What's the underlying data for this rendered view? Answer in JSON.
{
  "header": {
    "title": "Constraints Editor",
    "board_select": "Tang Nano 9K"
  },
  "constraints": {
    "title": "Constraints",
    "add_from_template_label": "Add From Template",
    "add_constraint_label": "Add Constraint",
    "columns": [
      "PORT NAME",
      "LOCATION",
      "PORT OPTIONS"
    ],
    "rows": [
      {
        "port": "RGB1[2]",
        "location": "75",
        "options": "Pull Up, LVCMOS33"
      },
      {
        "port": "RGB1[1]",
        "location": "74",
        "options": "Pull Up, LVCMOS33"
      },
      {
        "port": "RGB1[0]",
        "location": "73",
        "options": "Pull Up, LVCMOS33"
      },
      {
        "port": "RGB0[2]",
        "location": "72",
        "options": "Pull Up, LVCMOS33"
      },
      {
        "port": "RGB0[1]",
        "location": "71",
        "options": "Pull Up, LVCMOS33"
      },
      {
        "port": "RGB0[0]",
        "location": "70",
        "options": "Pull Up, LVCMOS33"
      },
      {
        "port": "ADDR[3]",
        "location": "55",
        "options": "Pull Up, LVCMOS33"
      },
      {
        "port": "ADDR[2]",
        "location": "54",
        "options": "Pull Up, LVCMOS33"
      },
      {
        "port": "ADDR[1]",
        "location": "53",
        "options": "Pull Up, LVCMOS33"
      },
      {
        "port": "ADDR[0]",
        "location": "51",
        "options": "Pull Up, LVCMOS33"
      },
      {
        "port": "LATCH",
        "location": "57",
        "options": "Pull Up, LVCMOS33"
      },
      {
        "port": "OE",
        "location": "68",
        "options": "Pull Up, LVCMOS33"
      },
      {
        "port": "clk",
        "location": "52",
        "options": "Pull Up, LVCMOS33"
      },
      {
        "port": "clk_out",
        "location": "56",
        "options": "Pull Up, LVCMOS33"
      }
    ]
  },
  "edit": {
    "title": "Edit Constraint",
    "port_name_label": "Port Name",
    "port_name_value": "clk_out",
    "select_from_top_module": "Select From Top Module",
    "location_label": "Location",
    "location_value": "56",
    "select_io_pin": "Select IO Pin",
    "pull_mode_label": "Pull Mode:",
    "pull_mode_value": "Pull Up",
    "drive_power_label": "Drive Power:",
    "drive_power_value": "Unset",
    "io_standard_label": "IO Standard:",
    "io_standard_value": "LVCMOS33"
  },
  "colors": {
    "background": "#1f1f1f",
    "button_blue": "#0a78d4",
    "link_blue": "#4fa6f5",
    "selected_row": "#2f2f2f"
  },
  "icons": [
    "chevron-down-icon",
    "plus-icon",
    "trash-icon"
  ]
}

→ STATED GOAL: Exactly as they are written, print the entries again.

→ FINAL RESULT:
What's the underlying data for this rendered view? Answer in JSON.
{
  "header": {
    "title": "Constraints Editor",
    "board_select": "Tang Nano 9K"
  },
  "constraints": {
    "title": "Constraints",
    "add_from_template_label": "Add From Template",
    "add_constraint_label": "Add Constraint",
    "columns": [
      "PORT NAME",
      "LOCATION",
      "PORT OPTIONS"
    ],
    "rows": [
      {
        "port": "RGB1[2]",
        "location": "75",
        "options": "Pull Up, LVCMOS33"
      },
      {
        "port": "RGB1[1]",
        "location": "74",
        "options": "Pull Up, LVCMOS33"
      },
      {
        "port": "RGB1[0]",
        "location": "73",
        "options": "Pull Up, LVCMOS33"
      },
      {
        "port": "RGB0[2]",
        "location": "72",
        "options": "Pull Up, LVCMOS33"
      },
      {
        "port": "RGB0[1]",
        "location": "71",
        "options": "Pull Up, LVCMOS33"
      },
      {
        "port": "RGB0[0]",
        "location": "70",
        "options": "Pull Up, LVCMOS33"
      },
      {
        "port": "ADDR[3]",
        "location": "55",
        "options": "Pull Up, LVCMOS33"
      },
      {
        "port": "ADDR[2]",
        "location": "54",
        "options": "Pull Up, LVCMOS33"
      },
      {
        "port": "ADDR[1]",
        "location": "53",
        "options": "Pull Up, LVCMOS33"
      },
      {
        "port": "ADDR[0]",
        "location": "51",
        "options": "Pull Up, LVCMOS33"
      },
      {
        "port": "LATCH",
        "location": "57",
        "options": "Pull Up, LVCMOS33"
      },
      {
        "port": "OE",
        "location": "68",
        "options": "Pull Up, LVCMOS33"
      },
      {
        "port": "clk",
        "location": "52",
        "options": "Pull Up, LVCMOS33"
      },
      {
        "port": "clk_out",
        "location": "56",
        "options": "Pull Up, LVCMOS33"
      }
    ]
  },
  "edit": {
    "title": "Edit Constraint",
    "port_name_label": "Port Name",
    "port_name_value": "clk_out",
    "select_from_top_module": "Select From Top Module",
    "location_label": "Location",
    "location_value": "56",
    "select_io_pin": "Select IO Pin",
    "pull_mode_label": "Pull Mode:",
    "pull_mode_value": "Pull Up",
    "drive_power_label": "Drive Power:",
    "drive_power_value": "Unset",
    "io_standard_label": "IO Standard:",
    "io_standard_value": "LVCMOS33"
  },
  "colors": {
    "background": "#1f1f1f",
    "button_blue": "#0a78d4",
    "link_blue": "#4fa6f5",
    "selected_row": "#2f2f2f"
  },
  "icons": [
    "chevron-down-icon",
    "plus-icon",
    "trash-icon"
  ]
}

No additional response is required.